*DATA FOR THE TASK:*
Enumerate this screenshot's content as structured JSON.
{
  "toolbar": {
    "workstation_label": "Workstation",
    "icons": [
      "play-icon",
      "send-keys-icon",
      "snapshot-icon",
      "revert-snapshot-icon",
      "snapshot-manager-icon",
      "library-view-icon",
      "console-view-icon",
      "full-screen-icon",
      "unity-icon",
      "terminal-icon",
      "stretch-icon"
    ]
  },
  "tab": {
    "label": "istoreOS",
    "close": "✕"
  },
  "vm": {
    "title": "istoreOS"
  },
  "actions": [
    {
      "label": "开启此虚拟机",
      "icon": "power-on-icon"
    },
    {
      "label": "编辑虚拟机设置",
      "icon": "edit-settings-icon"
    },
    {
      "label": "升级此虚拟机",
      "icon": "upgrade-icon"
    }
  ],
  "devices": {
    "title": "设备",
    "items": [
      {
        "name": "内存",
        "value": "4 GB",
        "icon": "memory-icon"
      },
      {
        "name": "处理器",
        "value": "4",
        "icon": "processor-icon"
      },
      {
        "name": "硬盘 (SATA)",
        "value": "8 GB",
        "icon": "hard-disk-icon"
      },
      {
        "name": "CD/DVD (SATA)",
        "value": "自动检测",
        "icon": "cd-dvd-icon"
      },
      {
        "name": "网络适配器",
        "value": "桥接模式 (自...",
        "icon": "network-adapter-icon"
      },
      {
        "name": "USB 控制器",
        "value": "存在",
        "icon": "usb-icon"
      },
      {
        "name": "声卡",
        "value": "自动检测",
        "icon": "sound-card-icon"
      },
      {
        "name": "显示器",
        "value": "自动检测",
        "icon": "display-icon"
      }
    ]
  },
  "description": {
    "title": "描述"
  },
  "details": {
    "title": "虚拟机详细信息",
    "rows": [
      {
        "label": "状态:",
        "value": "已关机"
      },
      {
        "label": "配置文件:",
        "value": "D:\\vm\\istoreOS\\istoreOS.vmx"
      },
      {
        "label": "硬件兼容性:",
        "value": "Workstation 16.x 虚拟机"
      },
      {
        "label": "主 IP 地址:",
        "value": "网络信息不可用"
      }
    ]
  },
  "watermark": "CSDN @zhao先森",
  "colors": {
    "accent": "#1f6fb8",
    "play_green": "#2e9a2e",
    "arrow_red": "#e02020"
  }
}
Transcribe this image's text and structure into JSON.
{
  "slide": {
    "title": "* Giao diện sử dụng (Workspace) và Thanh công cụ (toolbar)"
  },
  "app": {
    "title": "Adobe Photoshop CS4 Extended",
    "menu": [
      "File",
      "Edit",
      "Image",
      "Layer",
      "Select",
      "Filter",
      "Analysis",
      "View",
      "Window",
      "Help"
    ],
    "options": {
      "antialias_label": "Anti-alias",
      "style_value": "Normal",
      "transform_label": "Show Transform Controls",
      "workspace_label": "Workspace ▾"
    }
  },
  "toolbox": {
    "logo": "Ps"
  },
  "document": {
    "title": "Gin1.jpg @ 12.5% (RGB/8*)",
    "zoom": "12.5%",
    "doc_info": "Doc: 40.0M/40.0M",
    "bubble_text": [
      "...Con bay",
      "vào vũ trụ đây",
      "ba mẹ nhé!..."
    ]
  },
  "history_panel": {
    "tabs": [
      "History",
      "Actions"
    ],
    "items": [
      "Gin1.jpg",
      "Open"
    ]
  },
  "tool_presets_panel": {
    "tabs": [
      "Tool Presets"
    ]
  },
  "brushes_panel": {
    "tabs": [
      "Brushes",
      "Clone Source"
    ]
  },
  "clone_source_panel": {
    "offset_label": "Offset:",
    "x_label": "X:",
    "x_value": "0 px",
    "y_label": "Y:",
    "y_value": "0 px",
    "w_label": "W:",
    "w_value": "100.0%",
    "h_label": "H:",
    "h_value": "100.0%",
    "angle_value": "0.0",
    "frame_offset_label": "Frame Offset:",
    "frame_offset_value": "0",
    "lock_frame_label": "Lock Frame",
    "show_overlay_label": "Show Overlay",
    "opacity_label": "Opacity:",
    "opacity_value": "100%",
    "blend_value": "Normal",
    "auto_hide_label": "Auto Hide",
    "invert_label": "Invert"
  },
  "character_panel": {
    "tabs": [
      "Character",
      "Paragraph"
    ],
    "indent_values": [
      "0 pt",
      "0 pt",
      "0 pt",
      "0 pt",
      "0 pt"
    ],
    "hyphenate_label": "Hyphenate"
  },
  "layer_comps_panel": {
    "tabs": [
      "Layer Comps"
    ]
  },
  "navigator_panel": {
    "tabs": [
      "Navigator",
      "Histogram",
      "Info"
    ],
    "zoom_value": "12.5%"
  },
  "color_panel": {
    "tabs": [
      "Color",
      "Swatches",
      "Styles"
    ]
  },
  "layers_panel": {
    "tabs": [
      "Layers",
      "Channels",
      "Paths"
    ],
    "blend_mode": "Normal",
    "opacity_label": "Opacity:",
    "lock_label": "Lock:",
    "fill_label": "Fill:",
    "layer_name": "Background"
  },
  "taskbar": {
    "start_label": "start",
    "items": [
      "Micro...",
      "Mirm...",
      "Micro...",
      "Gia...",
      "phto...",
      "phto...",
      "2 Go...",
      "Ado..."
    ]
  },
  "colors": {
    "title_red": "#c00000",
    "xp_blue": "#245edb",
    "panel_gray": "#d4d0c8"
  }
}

*AIM OF THE EXERCISE:* Pull every line containing "Normal" out of the records.

*SOLUTION TO THE EXERCISE:*
      "style_value": "Normal",
    "blend_value": "Normal",
    "blend_mode": "Normal",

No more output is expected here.